Task to carry out »
Please copy every one of the following lines exactly, changing no character.

Entries provided »
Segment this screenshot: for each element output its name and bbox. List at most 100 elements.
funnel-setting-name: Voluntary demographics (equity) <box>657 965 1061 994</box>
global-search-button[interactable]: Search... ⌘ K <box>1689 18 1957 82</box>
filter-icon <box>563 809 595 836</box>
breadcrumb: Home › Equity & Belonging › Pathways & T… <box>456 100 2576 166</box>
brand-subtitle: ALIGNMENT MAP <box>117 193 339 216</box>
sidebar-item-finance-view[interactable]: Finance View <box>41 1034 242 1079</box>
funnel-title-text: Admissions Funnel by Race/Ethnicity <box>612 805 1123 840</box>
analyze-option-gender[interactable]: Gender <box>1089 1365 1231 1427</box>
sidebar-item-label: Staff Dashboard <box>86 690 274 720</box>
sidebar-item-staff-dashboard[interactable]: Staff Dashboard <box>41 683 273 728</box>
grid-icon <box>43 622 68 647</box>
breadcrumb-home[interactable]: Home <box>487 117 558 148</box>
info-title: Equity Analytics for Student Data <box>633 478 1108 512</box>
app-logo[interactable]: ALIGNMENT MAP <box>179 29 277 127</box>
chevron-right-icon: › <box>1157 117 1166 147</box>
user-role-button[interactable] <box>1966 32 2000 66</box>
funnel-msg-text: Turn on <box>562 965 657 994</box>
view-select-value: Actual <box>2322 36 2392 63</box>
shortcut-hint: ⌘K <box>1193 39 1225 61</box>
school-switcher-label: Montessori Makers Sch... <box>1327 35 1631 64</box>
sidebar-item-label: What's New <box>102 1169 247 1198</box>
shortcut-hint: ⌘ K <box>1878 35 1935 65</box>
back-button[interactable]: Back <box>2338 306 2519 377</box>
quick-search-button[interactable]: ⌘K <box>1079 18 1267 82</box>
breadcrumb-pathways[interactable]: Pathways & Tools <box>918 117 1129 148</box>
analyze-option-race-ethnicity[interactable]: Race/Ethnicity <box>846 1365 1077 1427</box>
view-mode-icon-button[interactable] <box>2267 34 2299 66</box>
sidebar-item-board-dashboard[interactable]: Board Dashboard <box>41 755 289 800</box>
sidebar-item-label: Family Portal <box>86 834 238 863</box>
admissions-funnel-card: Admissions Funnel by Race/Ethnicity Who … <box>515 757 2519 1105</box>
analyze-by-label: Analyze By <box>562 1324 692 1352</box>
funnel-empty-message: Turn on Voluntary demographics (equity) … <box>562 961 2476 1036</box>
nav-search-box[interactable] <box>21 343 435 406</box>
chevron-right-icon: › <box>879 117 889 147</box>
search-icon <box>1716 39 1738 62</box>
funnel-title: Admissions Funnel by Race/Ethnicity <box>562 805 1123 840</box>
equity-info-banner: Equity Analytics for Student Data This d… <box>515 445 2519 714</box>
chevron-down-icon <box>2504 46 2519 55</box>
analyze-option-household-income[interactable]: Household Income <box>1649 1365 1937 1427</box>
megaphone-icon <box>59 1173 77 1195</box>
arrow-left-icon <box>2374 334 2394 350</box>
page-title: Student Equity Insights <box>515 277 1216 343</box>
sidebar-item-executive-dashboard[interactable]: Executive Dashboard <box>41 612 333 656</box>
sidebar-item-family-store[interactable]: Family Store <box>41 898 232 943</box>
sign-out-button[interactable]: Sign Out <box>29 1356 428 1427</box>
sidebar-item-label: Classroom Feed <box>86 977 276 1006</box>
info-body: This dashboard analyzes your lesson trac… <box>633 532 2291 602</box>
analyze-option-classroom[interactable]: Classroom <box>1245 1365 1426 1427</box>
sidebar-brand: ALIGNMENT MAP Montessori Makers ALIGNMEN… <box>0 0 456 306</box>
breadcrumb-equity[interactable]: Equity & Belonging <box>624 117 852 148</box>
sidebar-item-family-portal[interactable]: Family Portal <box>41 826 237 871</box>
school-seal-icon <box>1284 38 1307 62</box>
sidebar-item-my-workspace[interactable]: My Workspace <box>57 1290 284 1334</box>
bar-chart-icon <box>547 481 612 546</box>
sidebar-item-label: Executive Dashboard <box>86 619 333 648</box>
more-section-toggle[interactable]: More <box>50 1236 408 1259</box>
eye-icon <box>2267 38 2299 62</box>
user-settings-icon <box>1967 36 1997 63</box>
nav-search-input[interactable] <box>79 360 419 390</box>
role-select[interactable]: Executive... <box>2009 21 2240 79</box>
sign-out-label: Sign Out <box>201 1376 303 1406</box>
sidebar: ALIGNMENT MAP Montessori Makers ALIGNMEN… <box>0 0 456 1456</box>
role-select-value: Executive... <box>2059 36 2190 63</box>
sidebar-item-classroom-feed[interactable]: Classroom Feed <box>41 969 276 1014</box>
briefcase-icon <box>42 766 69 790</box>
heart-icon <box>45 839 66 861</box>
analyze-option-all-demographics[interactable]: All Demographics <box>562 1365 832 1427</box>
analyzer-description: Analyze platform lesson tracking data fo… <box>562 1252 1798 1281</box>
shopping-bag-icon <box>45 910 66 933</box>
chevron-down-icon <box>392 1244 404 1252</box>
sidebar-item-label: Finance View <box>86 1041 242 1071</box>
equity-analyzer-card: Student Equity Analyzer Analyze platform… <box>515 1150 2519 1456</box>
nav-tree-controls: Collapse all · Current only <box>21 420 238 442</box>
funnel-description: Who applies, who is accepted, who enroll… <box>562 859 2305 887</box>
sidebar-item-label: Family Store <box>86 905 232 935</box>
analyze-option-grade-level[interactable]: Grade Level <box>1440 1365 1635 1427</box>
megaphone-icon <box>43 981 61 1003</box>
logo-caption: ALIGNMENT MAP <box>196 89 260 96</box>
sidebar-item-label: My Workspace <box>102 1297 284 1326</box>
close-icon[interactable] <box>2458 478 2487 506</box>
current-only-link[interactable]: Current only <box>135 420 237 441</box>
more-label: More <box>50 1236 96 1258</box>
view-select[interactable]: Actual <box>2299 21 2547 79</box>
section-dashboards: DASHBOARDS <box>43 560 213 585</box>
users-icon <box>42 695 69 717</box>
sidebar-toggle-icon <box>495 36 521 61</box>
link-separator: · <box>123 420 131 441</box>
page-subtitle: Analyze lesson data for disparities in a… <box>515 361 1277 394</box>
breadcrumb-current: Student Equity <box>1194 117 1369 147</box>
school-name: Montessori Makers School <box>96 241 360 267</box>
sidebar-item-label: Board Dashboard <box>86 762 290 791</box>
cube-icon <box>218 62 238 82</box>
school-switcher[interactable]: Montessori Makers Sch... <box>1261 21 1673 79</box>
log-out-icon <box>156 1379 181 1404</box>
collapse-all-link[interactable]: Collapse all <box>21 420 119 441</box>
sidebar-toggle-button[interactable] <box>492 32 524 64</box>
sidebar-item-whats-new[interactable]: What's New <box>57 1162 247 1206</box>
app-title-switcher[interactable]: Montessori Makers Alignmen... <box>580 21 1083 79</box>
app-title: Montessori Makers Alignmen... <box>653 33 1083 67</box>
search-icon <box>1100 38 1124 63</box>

Complete output »
Segment this screenshot: for each element output its name and bbox. List at most 100 elements.
funnel-setting-name: Voluntary demographics (equity) <box>657 965 1061 994</box>
global-search-button[interactable]: Search... ⌘ K <box>1689 18 1957 82</box>
filter-icon <box>563 809 595 836</box>
breadcrumb: Home › Equity & Belonging › Pathways & T… <box>456 100 2576 166</box>
brand-subtitle: ALIGNMENT MAP <box>117 193 339 216</box>
sidebar-item-finance-view[interactable]: Finance View <box>41 1034 242 1079</box>
funnel-title-text: Admissions Funnel by Race/Ethnicity <box>612 805 1123 840</box>
analyze-option-gender[interactable]: Gender <box>1089 1365 1231 1427</box>
sidebar-item-label: Staff Dashboard <box>86 690 274 720</box>
sidebar-item-staff-dashboard[interactable]: Staff Dashboard <box>41 683 273 728</box>
grid-icon <box>43 622 68 647</box>
breadcrumb-home[interactable]: Home <box>487 117 558 148</box>
info-title: Equity Analytics for Student Data <box>633 478 1108 512</box>
app-logo[interactable]: ALIGNMENT MAP <box>179 29 277 127</box>
chevron-right-icon: › <box>1157 117 1166 147</box>
user-role-button[interactable] <box>1966 32 2000 66</box>
funnel-msg-text: Turn on <box>562 965 657 994</box>
view-select-value: Actual <box>2322 36 2392 63</box>
shortcut-hint: ⌘K <box>1193 39 1225 61</box>
school-switcher-label: Montessori Makers Sch... <box>1327 35 1631 64</box>
sidebar-item-label: What's New <box>102 1169 247 1198</box>
shortcut-hint: ⌘ K <box>1878 35 1935 65</box>
back-button[interactable]: Back <box>2338 306 2519 377</box>
quick-search-button[interactable]: ⌘K <box>1079 18 1267 82</box>
breadcrumb-pathways[interactable]: Pathways & Tools <box>918 117 1129 148</box>
analyze-option-race-ethnicity[interactable]: Race/Ethnicity <box>846 1365 1077 1427</box>
view-mode-icon-button[interactable] <box>2267 34 2299 66</box>
sidebar-item-board-dashboard[interactable]: Board Dashboard <box>41 755 289 800</box>
sidebar-item-label: Family Portal <box>86 834 238 863</box>
admissions-funnel-card: Admissions Funnel by Race/Ethnicity Who … <box>515 757 2519 1105</box>
analyze-by-label: Analyze By <box>562 1324 692 1352</box>
funnel-empty-message: Turn on Voluntary demographics (equity) … <box>562 961 2476 1036</box>
nav-search-box[interactable] <box>21 343 435 406</box>
chevron-right-icon: › <box>879 117 889 147</box>
search-icon <box>1716 39 1738 62</box>
funnel-title: Admissions Funnel by Race/Ethnicity <box>562 805 1123 840</box>
equity-info-banner: Equity Analytics for Student Data This d… <box>515 445 2519 714</box>
chevron-down-icon <box>2504 46 2519 55</box>
analyze-option-household-income[interactable]: Household Income <box>1649 1365 1937 1427</box>
megaphone-icon <box>59 1173 77 1195</box>
arrow-left-icon <box>2374 334 2394 350</box>
page-title: Student Equity Insights <box>515 277 1216 343</box>
sidebar-item-executive-dashboard[interactable]: Executive Dashboard <box>41 612 333 656</box>
sidebar-item-family-store[interactable]: Family Store <box>41 898 232 943</box>
sign-out-button[interactable]: Sign Out <box>29 1356 428 1427</box>
sidebar-item-label: Classroom Feed <box>86 977 276 1006</box>
info-body: This dashboard analyzes your lesson trac… <box>633 532 2291 602</box>
analyze-option-classroom[interactable]: Classroom <box>1245 1365 1426 1427</box>
sidebar-brand: ALIGNMENT MAP Montessori Makers ALIGNMEN… <box>0 0 456 306</box>
breadcrumb-equity[interactable]: Equity & Belonging <box>624 117 852 148</box>
sidebar-item-family-portal[interactable]: Family Portal <box>41 826 237 871</box>
school-seal-icon <box>1284 38 1307 62</box>
sidebar-item-my-workspace[interactable]: My Workspace <box>57 1290 284 1334</box>
bar-chart-icon <box>547 481 612 546</box>
sidebar-item-label: Executive Dashboard <box>86 619 333 648</box>
more-section-toggle[interactable]: More <box>50 1236 408 1259</box>
eye-icon <box>2267 38 2299 62</box>
user-settings-icon <box>1967 36 1997 63</box>
nav-search-input[interactable] <box>79 360 419 390</box>
role-select[interactable]: Executive... <box>2009 21 2240 79</box>
sign-out-label: Sign Out <box>201 1376 303 1406</box>
sidebar: ALIGNMENT MAP Montessori Makers ALIGNMEN… <box>0 0 456 1456</box>
role-select-value: Executive... <box>2059 36 2190 63</box>
sidebar-item-classroom-feed[interactable]: Classroom Feed <box>41 969 276 1014</box>
briefcase-icon <box>42 766 69 790</box>
heart-icon <box>45 839 66 861</box>
analyze-option-all-demographics[interactable]: All Demographics <box>562 1365 832 1427</box>
analyzer-description: Analyze platform lesson tracking data fo… <box>562 1252 1798 1281</box>
shopping-bag-icon <box>45 910 66 933</box>
chevron-down-icon <box>392 1244 404 1252</box>
sidebar-item-label: Finance View <box>86 1041 242 1071</box>
equity-analyzer-card: Student Equity Analyzer Analyze platform… <box>515 1150 2519 1456</box>
nav-tree-controls: Collapse all · Current only <box>21 420 238 442</box>
funnel-description: Who applies, who is accepted, who enroll… <box>562 859 2305 887</box>
sidebar-item-label: Family Store <box>86 905 232 935</box>
analyze-option-grade-level[interactable]: Grade Level <box>1440 1365 1635 1427</box>
megaphone-icon <box>43 981 61 1003</box>
logo-caption: ALIGNMENT MAP <box>196 89 260 96</box>
sidebar-item-label: My Workspace <box>102 1297 284 1326</box>
close-icon[interactable] <box>2458 478 2487 506</box>
current-only-link[interactable]: Current only <box>135 420 237 441</box>
more-label: More <box>50 1236 96 1258</box>
view-select[interactable]: Actual <box>2299 21 2547 79</box>
section-dashboards: DASHBOARDS <box>43 560 213 585</box>
users-icon <box>42 695 69 717</box>
sidebar-toggle-icon <box>495 36 521 61</box>
link-separator: · <box>123 420 131 441</box>
page-subtitle: Analyze lesson data for disparities in a… <box>515 361 1277 394</box>
breadcrumb-current: Student Equity <box>1194 117 1369 147</box>
school-name: Montessori Makers School <box>96 241 360 267</box>
sidebar-item-label: Board Dashboard <box>86 762 290 791</box>
cube-icon <box>218 62 238 82</box>
school-switcher[interactable]: Montessori Makers Sch... <box>1261 21 1673 79</box>
log-out-icon <box>156 1379 181 1404</box>
collapse-all-link[interactable]: Collapse all <box>21 420 119 441</box>
sidebar-toggle-button[interactable] <box>492 32 524 64</box>
sidebar-item-whats-new[interactable]: What's New <box>57 1162 247 1206</box>
app-title-switcher[interactable]: Montessori Makers Alignmen... <box>580 21 1083 79</box>
app-title: Montessori Makers Alignmen... <box>653 33 1083 67</box>
search-icon <box>1100 38 1124 63</box>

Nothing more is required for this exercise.